Exercise brief: Give every line of the records below as a numbered list, leaving out the blank lines.

[Part of a data file]
----

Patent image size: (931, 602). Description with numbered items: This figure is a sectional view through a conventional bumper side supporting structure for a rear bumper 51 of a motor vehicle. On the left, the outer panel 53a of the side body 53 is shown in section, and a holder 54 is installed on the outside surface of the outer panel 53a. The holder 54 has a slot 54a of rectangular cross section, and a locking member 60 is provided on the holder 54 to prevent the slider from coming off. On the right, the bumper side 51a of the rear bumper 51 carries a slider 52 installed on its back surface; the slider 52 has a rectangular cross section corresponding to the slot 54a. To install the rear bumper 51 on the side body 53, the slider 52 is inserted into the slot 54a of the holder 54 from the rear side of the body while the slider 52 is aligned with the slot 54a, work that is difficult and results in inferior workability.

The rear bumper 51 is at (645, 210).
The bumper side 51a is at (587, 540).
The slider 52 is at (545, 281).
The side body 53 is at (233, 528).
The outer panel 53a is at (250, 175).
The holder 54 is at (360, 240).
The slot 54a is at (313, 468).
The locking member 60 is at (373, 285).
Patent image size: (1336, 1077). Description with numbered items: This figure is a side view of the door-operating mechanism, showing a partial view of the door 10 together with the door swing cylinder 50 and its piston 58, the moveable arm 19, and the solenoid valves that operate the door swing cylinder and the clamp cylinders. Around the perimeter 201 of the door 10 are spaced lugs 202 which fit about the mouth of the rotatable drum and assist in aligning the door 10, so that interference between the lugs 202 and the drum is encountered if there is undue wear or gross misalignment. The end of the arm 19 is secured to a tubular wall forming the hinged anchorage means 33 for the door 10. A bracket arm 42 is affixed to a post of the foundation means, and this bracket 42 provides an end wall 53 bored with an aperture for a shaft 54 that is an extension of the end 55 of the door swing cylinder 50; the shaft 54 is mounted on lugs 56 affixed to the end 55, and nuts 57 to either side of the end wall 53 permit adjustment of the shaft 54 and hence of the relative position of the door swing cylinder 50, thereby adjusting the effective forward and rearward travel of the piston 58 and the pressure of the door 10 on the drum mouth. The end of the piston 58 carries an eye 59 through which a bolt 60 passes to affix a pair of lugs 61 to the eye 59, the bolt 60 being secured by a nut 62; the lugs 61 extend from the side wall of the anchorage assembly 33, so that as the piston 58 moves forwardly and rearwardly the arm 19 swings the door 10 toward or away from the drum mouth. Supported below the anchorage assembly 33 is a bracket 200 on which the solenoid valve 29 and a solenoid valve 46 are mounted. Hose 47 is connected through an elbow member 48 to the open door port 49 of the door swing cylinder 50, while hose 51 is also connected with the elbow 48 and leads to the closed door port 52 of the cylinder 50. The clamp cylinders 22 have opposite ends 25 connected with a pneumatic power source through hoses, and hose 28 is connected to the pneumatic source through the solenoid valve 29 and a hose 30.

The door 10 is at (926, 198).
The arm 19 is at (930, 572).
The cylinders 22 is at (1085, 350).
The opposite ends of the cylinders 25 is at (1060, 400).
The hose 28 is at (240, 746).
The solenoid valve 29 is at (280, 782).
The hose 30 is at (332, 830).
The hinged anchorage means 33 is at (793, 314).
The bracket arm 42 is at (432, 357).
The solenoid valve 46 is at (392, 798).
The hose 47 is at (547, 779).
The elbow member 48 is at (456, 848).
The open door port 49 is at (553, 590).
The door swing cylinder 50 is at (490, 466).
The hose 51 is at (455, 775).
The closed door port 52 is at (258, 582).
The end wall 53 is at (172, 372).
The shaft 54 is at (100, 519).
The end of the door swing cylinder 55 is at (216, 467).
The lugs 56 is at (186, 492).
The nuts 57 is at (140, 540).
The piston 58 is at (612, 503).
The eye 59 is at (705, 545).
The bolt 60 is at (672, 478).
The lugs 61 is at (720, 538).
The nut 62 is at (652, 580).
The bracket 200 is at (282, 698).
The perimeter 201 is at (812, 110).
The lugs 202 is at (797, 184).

----

Result of the task:
1. Patent image size: (931, 602). Description with numbered items: This figure is a sectional view through a conventional bumper side supporting structure for a rear bumper 51 of a motor vehicle. On the left, the outer panel 53a of the side body 53 is shown in section, and a holder 54 is installed on the outside surface of the outer panel 53a. The holder 54 has a slot 54a of rectangular cross section, and a locking member 60 is provided on the holder 54 to prevent the slider from coming off. On the right, the bumper side 51a of the rear bumper 51 carries a slider 52 installed on its back surface; the slider 52 has a rectangular cross section corresponding to the slot 54a. To install the rear bumper 51 on the side body 53, the slider 52 is inserted into the slot 54a of the holder 54 from the rear side of the body while the slider 52 is aligned with the slot 54a, work that is difficult and results in inferior workability.
2. The rear bumper 51 is at (645, 210).
3. The bumper side 51a is at (587, 540).
4. The slider 52 is at (545, 281).
5. The side body 53 is at (233, 528).
6. The outer panel 53a is at (250, 175).
7. The holder 54 is at (360, 240).
8. The slot 54a is at (313, 468).
9. The locking member 60 is at (373, 285).
10. Patent image size: (1336, 1077). Description with numbered items: This figure is a side view of the door-operating mechanism, showing a partial view of the door 10 together with the door swing cylinder 50 and its piston 58, the moveable arm 19, and the solenoid valves that operate the door swing cylinder and the clamp cylinders. Around the perimeter 201 of the door 10 are spaced lugs 202 which fit about the mouth of the rotatable drum and assist in aligning the door 10, so that interference between the lugs 202 and the drum is encountered if there is undue wear or gross misalignment. The end of the arm 19 is secured to a tubular wall forming the hinged anchorage means 33 for the door 10. A bracket arm 42 is affixed to a post of the foundation means, and this bracket 42 provides an end wall 53 bored with an aperture for a shaft 54 that is an extension of the end 55 of the door swing cylinder 50; the shaft 54 is mounted on lugs 56 affixed to the end 55, and nuts 57 to either side of the end wall 53 permit adjustment of the shaft 54 and hence of the relative position of the door swing cylinder 50, thereby adjusting the effective forward and rearward travel of the piston 58 and the pressure of the door 10 on the drum mouth. The end of the piston 58 carries an eye 59 through which a bolt 60 passes to affix a pair of lugs 61 to the eye 59, the bolt 60 being secured by a nut 62; the lugs 61 extend from the side wall of the anchorage assembly 33, so that as the piston 58 moves forwardly and rearwardly the arm 19 swings the door 10 toward or away from the drum mouth. Supported below the anchorage assembly 33 is a bracket 200 on which the solenoid valve 29 and a solenoid valve 46 are mounted. Hose 47 is connected through an elbow member 48 to the open door port 49 of the door swing cylinder 50, while hose 51 is also connected with the elbow 48 and leads to the closed door port 52 of the cylinder 50. The clamp cylinders 22 have opposite ends 25 connected with a pneumatic power source through hoses, and hose 28 is connected to the pneumatic source through the solenoid valve 29 and a hose 30.
11. The door 10 is at (926, 198).
12. The arm 19 is at (930, 572).
13. The cylinders 22 is at (1085, 350).
14. The opposite ends of the cylinders 25 is at (1060, 400).
15. The hose 28 is at (240, 746).
16. The solenoid valve 29 is at (280, 782).
17. The hose 30 is at (332, 830).
18. The hinged anchorage means 33 is at (793, 314).
19. The bracket arm 42 is at (432, 357).
20. The solenoid valve 46 is at (392, 798).
21. The hose 47 is at (547, 779).
22. The elbow member 48 is at (456, 848).
23. The open door port 49 is at (553, 590).
24. The door swing cylinder 50 is at (490, 466).
25. The hose 51 is at (455, 775).
26. The closed door port 52 is at (258, 582).
27. The end wall 53 is at (172, 372).
28. The shaft 54 is at (100, 519).
29. The end of the door swing cylinder 55 is at (216, 467).
30. The lugs 56 is at (186, 492).
31. The nuts 57 is at (140, 540).
32. The piston 58 is at (612, 503).
33. The eye 59 is at (705, 545).
34. The bolt 60 is at (672, 478).
35. The lugs 61 is at (720, 538).
36. The nut 62 is at (652, 580).
37. The bracket 200 is at (282, 698).
38. The perimeter 201 is at (812, 110).
39. The lugs 202 is at (797, 184).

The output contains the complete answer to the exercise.